**TASK:** All entries are to be given again verbatim.

**DATA FOR THIS TASK:**
::::::::

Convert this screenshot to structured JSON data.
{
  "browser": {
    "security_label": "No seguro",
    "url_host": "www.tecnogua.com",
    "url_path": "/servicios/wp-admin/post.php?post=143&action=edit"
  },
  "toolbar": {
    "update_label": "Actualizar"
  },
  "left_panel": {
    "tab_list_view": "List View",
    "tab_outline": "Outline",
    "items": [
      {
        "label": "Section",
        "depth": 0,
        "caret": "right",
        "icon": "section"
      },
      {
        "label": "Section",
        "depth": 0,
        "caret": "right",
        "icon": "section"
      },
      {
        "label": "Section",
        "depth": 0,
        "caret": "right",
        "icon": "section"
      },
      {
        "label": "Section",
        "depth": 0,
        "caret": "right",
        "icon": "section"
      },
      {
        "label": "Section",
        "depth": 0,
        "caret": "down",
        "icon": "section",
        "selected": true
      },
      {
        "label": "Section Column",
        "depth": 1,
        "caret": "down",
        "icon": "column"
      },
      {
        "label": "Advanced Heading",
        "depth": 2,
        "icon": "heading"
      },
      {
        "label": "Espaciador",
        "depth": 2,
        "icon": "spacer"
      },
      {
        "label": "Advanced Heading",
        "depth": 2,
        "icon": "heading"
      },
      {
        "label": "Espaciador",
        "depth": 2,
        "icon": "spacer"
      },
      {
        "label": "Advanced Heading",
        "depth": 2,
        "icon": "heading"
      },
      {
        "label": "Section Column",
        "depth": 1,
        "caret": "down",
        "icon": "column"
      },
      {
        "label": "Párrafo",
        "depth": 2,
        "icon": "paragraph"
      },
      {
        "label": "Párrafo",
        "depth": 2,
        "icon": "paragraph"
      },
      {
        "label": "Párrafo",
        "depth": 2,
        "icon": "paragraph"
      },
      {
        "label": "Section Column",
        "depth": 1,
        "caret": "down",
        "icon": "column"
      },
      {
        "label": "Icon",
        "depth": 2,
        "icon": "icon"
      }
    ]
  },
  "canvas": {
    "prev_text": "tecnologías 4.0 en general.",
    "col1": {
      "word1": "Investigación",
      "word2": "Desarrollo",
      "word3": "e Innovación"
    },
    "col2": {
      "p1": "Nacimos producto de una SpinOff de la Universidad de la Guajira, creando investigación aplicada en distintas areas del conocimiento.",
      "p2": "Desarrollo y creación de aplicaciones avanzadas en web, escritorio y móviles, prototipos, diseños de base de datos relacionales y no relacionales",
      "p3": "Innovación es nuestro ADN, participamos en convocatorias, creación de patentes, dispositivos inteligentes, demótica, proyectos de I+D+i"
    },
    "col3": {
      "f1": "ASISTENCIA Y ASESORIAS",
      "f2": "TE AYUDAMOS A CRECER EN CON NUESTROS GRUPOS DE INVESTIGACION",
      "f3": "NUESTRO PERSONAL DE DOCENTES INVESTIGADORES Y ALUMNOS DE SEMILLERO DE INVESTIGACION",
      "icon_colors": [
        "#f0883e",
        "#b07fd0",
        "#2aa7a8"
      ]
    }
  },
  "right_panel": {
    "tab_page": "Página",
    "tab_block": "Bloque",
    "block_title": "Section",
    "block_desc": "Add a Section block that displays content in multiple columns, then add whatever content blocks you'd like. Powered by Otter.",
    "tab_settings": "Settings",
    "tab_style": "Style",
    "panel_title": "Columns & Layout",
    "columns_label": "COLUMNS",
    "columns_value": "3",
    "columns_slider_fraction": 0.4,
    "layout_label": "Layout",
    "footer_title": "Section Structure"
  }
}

::::::::

**TASK OUTPUT:**
Convert this screenshot to structured JSON data.
{
  "browser": {
    "security_label": "No seguro",
    "url_host": "www.tecnogua.com",
    "url_path": "/servicios/wp-admin/post.php?post=143&action=edit"
  },
  "toolbar": {
    "update_label": "Actualizar"
  },
  "left_panel": {
    "tab_list_view": "List View",
    "tab_outline": "Outline",
    "items": [
      {
        "label": "Section",
        "depth": 0,
        "caret": "right",
        "icon": "section"
      },
      {
        "label": "Section",
        "depth": 0,
        "caret": "right",
        "icon": "section"
      },
      {
        "label": "Section",
        "depth": 0,
        "caret": "right",
        "icon": "section"
      },
      {
        "label": "Section",
        "depth": 0,
        "caret": "right",
        "icon": "section"
      },
      {
        "label": "Section",
        "depth": 0,
        "caret": "down",
        "icon": "section",
        "selected": true
      },
      {
        "label": "Section Column",
        "depth": 1,
        "caret": "down",
        "icon": "column"
      },
      {
        "label": "Advanced Heading",
        "depth": 2,
        "icon": "heading"
      },
      {
        "label": "Espaciador",
        "depth": 2,
        "icon": "spacer"
      },
      {
        "label": "Advanced Heading",
        "depth": 2,
        "icon": "heading"
      },
      {
        "label": "Espaciador",
        "depth": 2,
        "icon": "spacer"
      },
      {
        "label": "Advanced Heading",
        "depth": 2,
        "icon": "heading"
      },
      {
        "label": "Section Column",
        "depth": 1,
        "caret": "down",
        "icon": "column"
      },
      {
        "label": "Párrafo",
        "depth": 2,
        "icon": "paragraph"
      },
      {
        "label": "Párrafo",
        "depth": 2,
        "icon": "paragraph"
      },
      {
        "label": "Párrafo",
        "depth": 2,
        "icon": "paragraph"
      },
      {
        "label": "Section Column",
        "depth": 1,
        "caret": "down",
        "icon": "column"
      },
      {
        "label": "Icon",
        "depth": 2,
        "icon": "icon"
      }
    ]
  },
  "canvas": {
    "prev_text": "tecnologías 4.0 en general.",
    "col1": {
      "word1": "Investigación",
      "word2": "Desarrollo",
      "word3": "e Innovación"
    },
    "col2": {
      "p1": "Nacimos producto de una SpinOff de la Universidad de la Guajira, creando investigación aplicada en distintas areas del conocimiento.",
      "p2": "Desarrollo y creación de aplicaciones avanzadas en web, escritorio y móviles, prototipos, diseños de base de datos relacionales y no relacionales",
      "p3": "Innovación es nuestro ADN, participamos en convocatorias, creación de patentes, dispositivos inteligentes, demótica, proyectos de I+D+i"
    },
    "col3": {
      "f1": "ASISTENCIA Y ASESORIAS",
      "f2": "TE AYUDAMOS A CRECER EN CON NUESTROS GRUPOS DE INVESTIGACION",
      "f3": "NUESTRO PERSONAL DE DOCENTES INVESTIGADORES Y ALUMNOS DE SEMILLERO DE INVESTIGACION",
      "icon_colors": [
        "#f0883e",
        "#b07fd0",
        "#2aa7a8"
      ]
    }
  },
  "right_panel": {
    "tab_page": "Página",
    "tab_block": "Bloque",
    "block_title": "Section",
    "block_desc": "Add a Section block that displays content in multiple columns, then add whatever content blocks you'd like. Powered by Otter.",
    "tab_settings": "Settings",
    "tab_style": "Style",
    "panel_title": "Columns & Layout",
    "columns_label": "COLUMNS",
    "columns_value": "3",
    "columns_slider_fraction": 0.4,
    "layout_label": "Layout",
    "footer_title": "Section Structure"
  }
}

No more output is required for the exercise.